TEXT EXCERPT:
= = = =

Topic / Gender, Race and Identity

Sustainable Communities for Whom: Cultural Tactics in the Pursuit of Ecological Sustainability

This piece was published in the 28th print volume of the Asian American Policy Review.

“Sustainable development is development that meets the needs of the present without compromising the ability of future generations to meet their own needs.”– Brundtland Report (1987), United Nations World Commission on Environment and Development
“Social sustainability concerns how individuals, communities and societies live with each other and set out to achieve the objectives of the development models that they have chosen for themselves, while also taking into account the physical boundaries of their places and planet Earth as a whole.” — Andrea Colantonio, 2010, 81.

Introduction

Since the 1987 Brundtland Commission first coined the term “sustainable development”, many efforts have emerged to refine this definition, raising critical questions of what is to be sustained, by whom, and using what means and measures. From the Triple Bottom Line— defined as people, profit, and planet (Elkington 1997) to the Four Pillars of Sustainability— the environment, culture, economy, and society (Hawkes 2001)— theories of sustainability encompass more than ecological concerns of the Earth’s biophysical and carrying capacity.

Despite these theoretical contributions, cities have essentially converged in their strategies of sustainability. From PlaNYC to the Los Angeles Sustainable City pLAn, the policies and terms of “sustainability”, “resilience”, and “livability” have given rise to similar menus of prescribed solutions to target the reduction of carbon emissions and greenhouse gas emissions. When released in 2007, PlaNYC included 127 initiatives that addressed brownfield mediation, housing, open space, transportation, energy, water and air quality, and climate change— all to achieve the city’s stated goal of reducing greenhouse gas emissions 30 percent by 2030 (City of New York 2007). Governments around the world have followed suit by creating sustainability blueprints at the citywide scale, and the United States alone boasts more than 56 sustainability plans (ICLEI 2009).

= = = =

Dataset entries
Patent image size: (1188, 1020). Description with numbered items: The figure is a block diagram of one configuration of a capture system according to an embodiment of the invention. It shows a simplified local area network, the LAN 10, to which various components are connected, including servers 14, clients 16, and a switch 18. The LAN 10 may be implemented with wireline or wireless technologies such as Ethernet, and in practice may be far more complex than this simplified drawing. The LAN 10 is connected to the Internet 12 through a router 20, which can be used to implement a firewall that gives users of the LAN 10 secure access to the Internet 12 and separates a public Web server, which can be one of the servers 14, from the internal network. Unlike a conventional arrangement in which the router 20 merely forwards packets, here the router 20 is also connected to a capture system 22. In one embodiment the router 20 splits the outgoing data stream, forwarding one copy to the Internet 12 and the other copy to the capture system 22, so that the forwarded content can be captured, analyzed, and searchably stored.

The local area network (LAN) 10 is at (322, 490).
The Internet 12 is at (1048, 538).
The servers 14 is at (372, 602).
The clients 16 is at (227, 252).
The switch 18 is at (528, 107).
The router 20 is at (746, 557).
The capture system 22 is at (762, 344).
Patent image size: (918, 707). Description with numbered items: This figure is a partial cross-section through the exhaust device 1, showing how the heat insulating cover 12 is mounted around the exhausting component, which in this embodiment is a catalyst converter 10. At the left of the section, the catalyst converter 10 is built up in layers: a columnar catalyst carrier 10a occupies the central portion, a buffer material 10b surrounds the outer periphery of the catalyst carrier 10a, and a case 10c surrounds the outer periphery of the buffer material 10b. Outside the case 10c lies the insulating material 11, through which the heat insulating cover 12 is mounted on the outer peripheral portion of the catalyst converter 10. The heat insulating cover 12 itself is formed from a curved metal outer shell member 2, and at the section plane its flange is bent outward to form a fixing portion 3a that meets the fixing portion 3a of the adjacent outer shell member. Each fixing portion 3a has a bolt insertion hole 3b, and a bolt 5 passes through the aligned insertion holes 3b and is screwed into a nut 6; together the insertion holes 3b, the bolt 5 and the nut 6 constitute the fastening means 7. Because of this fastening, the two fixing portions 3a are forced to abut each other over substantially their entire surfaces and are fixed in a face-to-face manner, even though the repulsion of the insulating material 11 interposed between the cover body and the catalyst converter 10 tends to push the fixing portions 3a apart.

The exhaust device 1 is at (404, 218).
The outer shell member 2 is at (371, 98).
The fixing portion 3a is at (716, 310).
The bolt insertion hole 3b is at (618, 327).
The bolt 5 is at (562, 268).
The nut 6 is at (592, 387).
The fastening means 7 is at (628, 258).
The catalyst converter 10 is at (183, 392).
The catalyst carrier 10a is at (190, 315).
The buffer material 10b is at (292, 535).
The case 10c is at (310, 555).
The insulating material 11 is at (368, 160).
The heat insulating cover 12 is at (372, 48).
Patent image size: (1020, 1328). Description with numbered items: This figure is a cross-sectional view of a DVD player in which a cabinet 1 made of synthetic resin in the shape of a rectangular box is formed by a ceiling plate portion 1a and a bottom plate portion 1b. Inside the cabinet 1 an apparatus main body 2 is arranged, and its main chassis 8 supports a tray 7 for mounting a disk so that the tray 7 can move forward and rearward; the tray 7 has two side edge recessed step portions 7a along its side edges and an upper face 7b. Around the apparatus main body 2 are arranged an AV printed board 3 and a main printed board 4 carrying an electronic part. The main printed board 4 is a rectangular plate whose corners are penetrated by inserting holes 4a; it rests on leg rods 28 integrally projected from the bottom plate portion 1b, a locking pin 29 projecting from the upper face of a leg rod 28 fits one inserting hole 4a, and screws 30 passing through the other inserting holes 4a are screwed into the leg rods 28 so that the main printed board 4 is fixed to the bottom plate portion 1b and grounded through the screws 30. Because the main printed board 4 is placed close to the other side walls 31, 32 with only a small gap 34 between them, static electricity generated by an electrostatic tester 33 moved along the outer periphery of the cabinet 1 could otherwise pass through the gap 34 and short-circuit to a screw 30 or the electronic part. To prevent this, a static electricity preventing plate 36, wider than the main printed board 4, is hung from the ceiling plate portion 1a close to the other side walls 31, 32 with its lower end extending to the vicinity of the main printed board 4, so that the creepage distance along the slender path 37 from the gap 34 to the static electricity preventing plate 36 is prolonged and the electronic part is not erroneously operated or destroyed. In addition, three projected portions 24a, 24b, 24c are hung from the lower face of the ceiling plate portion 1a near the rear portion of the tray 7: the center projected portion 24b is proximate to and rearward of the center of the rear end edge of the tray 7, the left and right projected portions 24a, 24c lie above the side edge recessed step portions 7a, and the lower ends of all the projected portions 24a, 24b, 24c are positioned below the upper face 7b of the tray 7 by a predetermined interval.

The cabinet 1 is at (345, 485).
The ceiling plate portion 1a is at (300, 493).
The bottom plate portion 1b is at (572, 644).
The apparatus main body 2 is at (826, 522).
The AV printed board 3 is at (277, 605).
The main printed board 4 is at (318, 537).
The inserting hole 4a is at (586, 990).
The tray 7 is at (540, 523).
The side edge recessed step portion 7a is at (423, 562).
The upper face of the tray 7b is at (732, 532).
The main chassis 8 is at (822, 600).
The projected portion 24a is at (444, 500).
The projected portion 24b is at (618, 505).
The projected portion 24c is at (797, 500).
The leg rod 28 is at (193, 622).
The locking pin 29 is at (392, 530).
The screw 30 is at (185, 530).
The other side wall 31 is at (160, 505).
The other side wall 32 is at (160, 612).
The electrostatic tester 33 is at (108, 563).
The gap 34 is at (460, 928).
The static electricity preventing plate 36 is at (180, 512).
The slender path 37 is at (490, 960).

= = = =

JOB 1: Reproduce part of the sustainability text word for word, beginning at the words "Sustainable Communities for" and stopping after "Colantonio, 2010, 81.".
JOB 2: Extend the sustainability text by writing what comes next after its last sentence.
None of the items is needed for the work asked here.

EXERCISE OUTPUT 1:
Sustainable Communities for Whom: Cultural Tactics in the Pursuit of Ecological Sustainability

This piece was published in the 28th print volume of the Asian American Policy Review.

“Sustainable development is development that meets the needs of the present without compromising the ability of future generations to meet their own needs.”– Brundtland Report (1987), United Nations World Commission on Environment and Development
“Social sustainability concerns how individuals, communities and societies live with each other and set out to achieve the objectives of the development models that they have chosen for themselves, while also taking into account the physical boundaries of their places and planet Earth as a whole.” — Andrea Colantonio, 2010, 81.

EXERCISE OUTPUT 2:
While these policies are a step in the positive direction of symbolizing commitment to sustainability, they are detrimental if pursued without a nuanced analysis. In effect, they endorse a top-down, one-size-fits-all approach to sustainability that exacerbates inequality and more often than admitted, serves the real estate and finance industries (Angotti 2008, 2). In such a paradigm, the state uses environmental strategies as engines of economic growth to re-create the power structure that benefits the elite and privileged classes, creating what Melissa Checker calls “environmental gentrification” (2011, 212). As critics argue, PlaNYC uses technical and highly scientific measures that “fail to resonate with the everyday lives of people in their communities and do not necessarily make any sense in the specific geographies of communities” (Angotti 2008, 8). This approach is likely to cause tensions and result in highly ineffective or failed solutions.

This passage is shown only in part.